[Entries from a dataset]
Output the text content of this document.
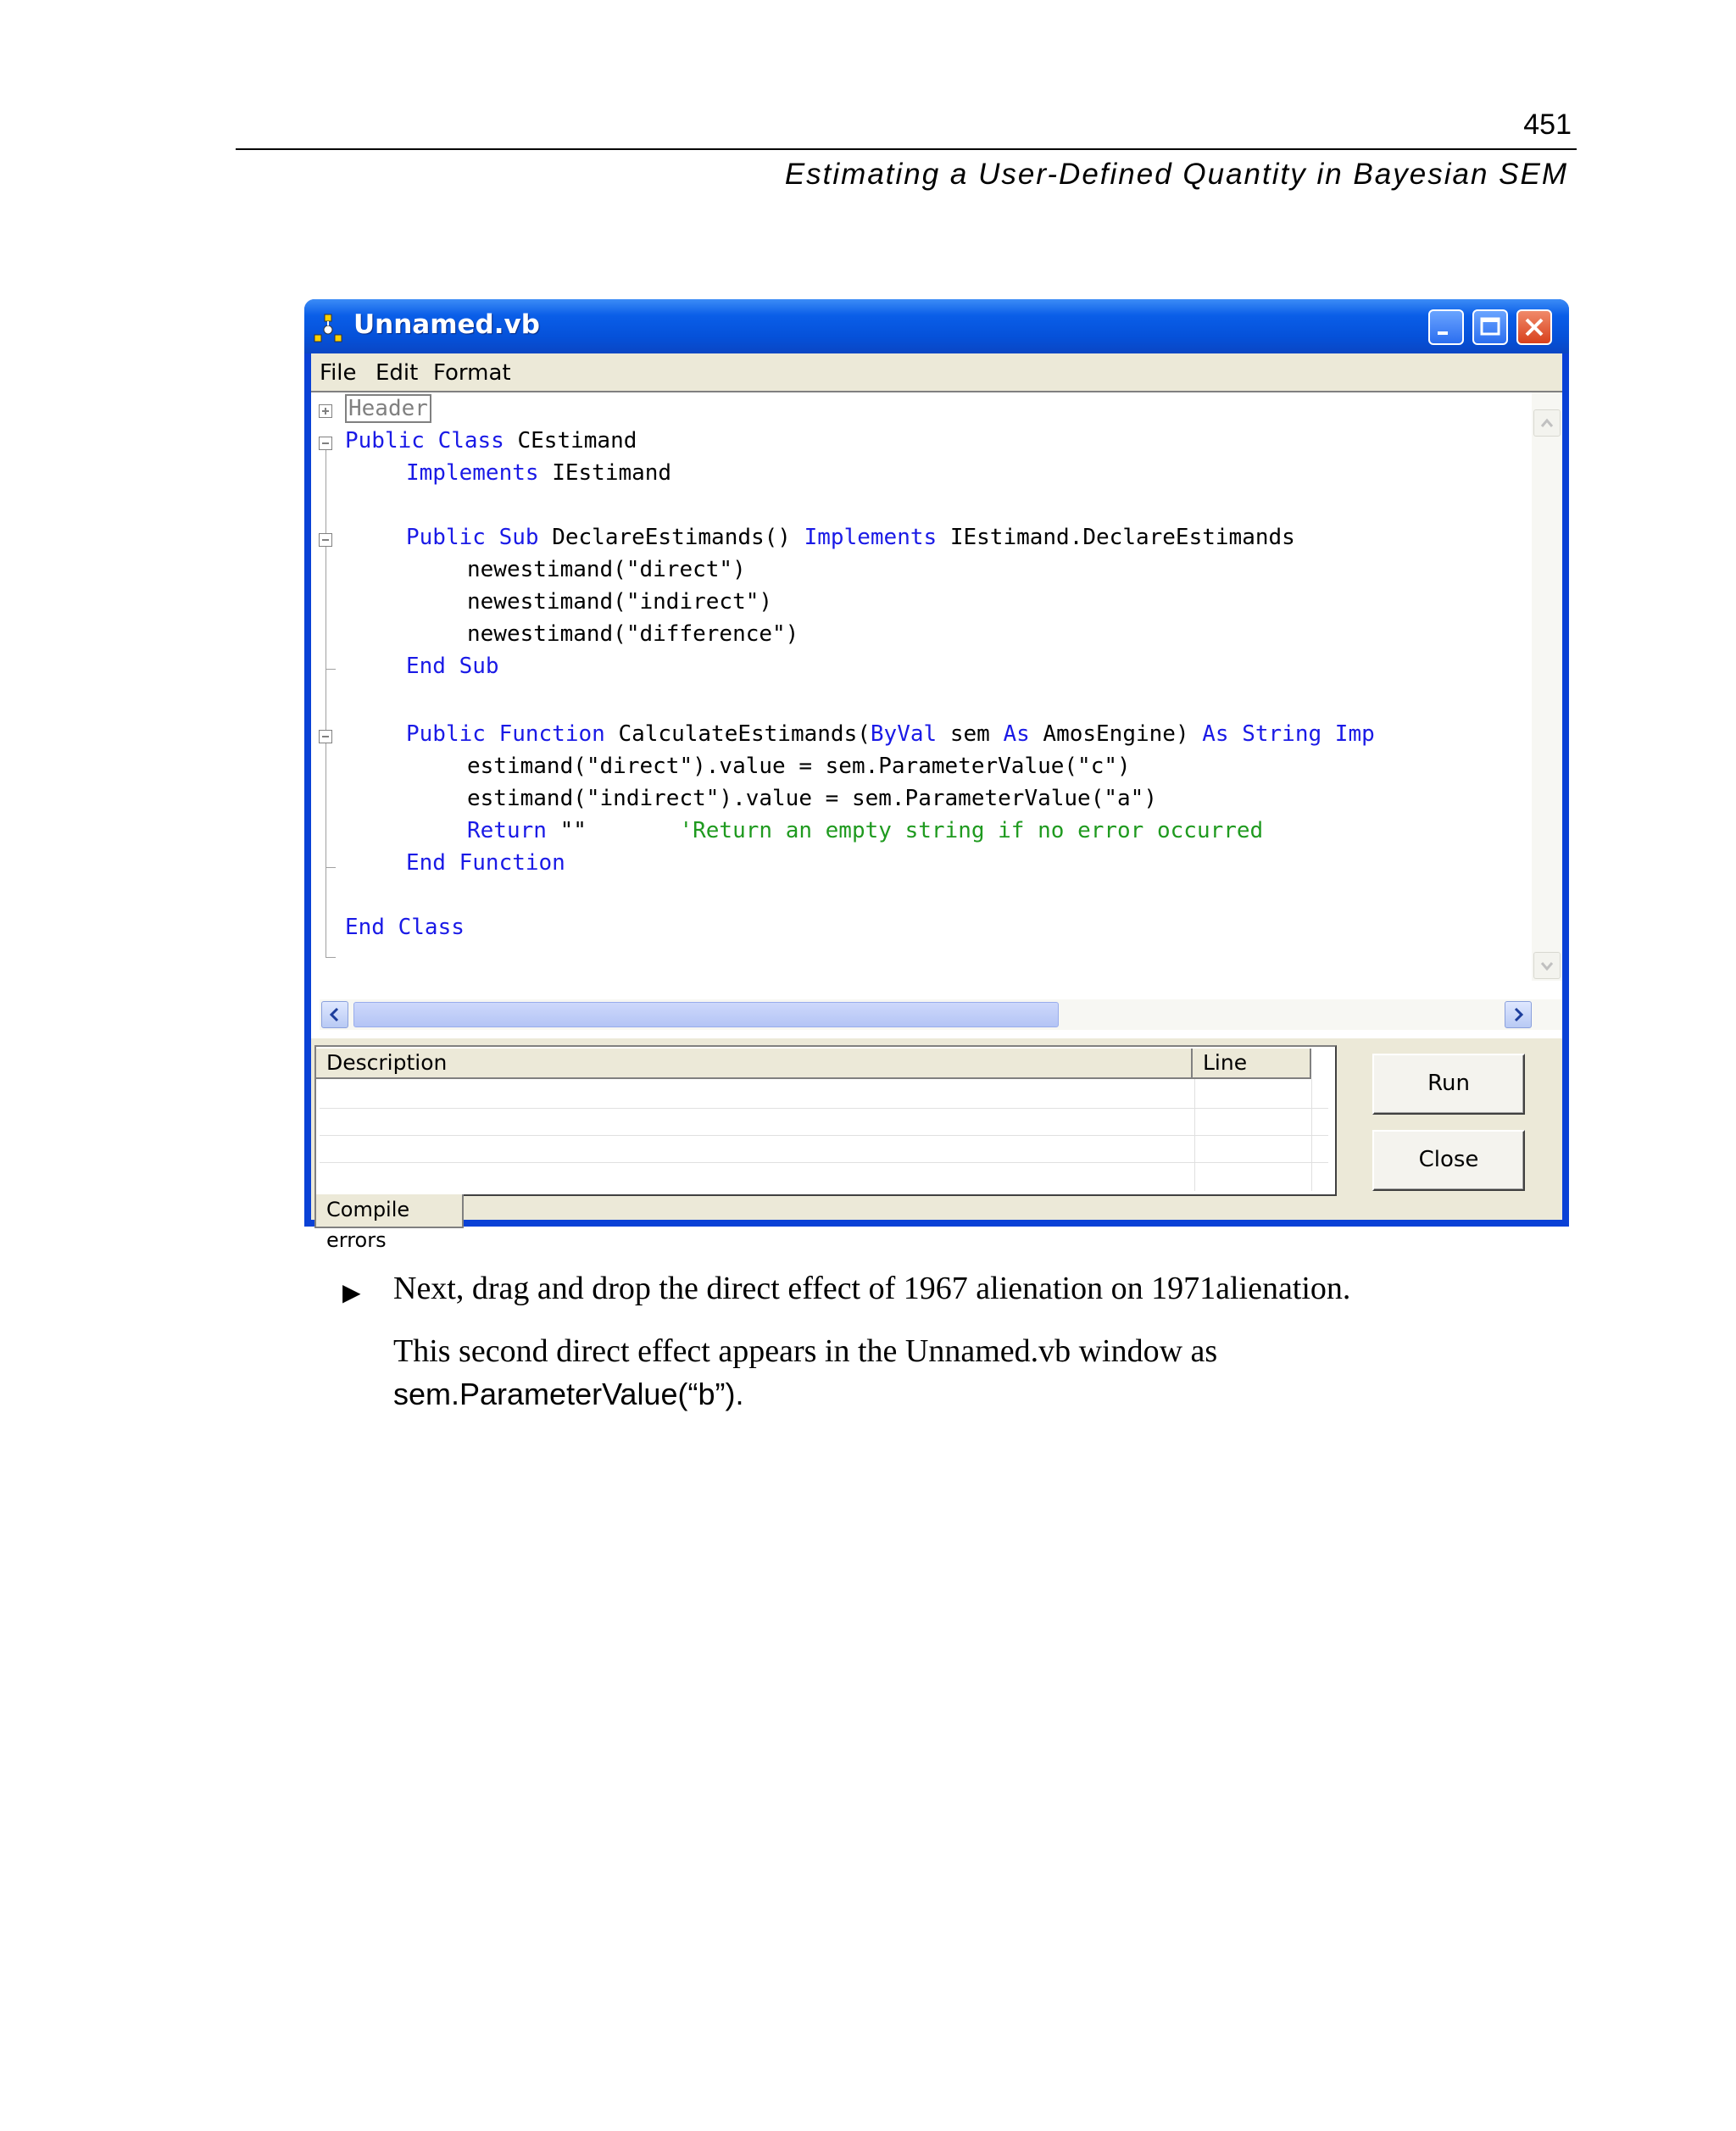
451
Estimating a User-Defined Quantity in Bayesian SEM
Unnamed.vb
File Edit Format
Header
Public Class CEstimand
Implements IEstimand
Public Sub DeclareEstimands() Implements IEstimand.DeclareEstimands
newestimand("direct")
newestimand("indirect")
newestimand("difference")
End Sub
Public Function CalculateEstimands(ByVal sem As AmosEngine) As String Imp
estimand("direct").value = sem.ParameterValue("c")
estimand("indirect").value = sem.ParameterValue("a")
Return ""       'Return an empty string if no error occurred
End Function
End Class
Description	Line
Compile errors
Run
Close
▶ Next, drag and drop the direct effect of 1967 alienation on 1971alienation.
This second direct effect appears in the Unnamed.vb window as
sem.ParameterValue(“b”).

**Exercise description**
Repeat the material above verbatim, with no pictures in the output.

**Full output**
Output the text content of this document.
451
Estimating a User-Defined Quantity in Bayesian SEM
Unnamed.vb
File Edit Format
Header
Public Class CEstimand
Implements IEstimand
Public Sub DeclareEstimands() Implements IEstimand.DeclareEstimands
newestimand("direct")
newestimand("indirect")
newestimand("difference")
End Sub
Public Function CalculateEstimands(ByVal sem As AmosEngine) As String Imp
estimand("direct").value = sem.ParameterValue("c")
estimand("indirect").value = sem.ParameterValue("a")
Return ""       'Return an empty string if no error occurred
End Function
End Class
Description	Line
Compile errors
Run
Close
▶ Next, drag and drop the direct effect of 1967 alienation on 1971alienation.
This second direct effect appears in the Unnamed.vb window as
sem.ParameterValue(“b”).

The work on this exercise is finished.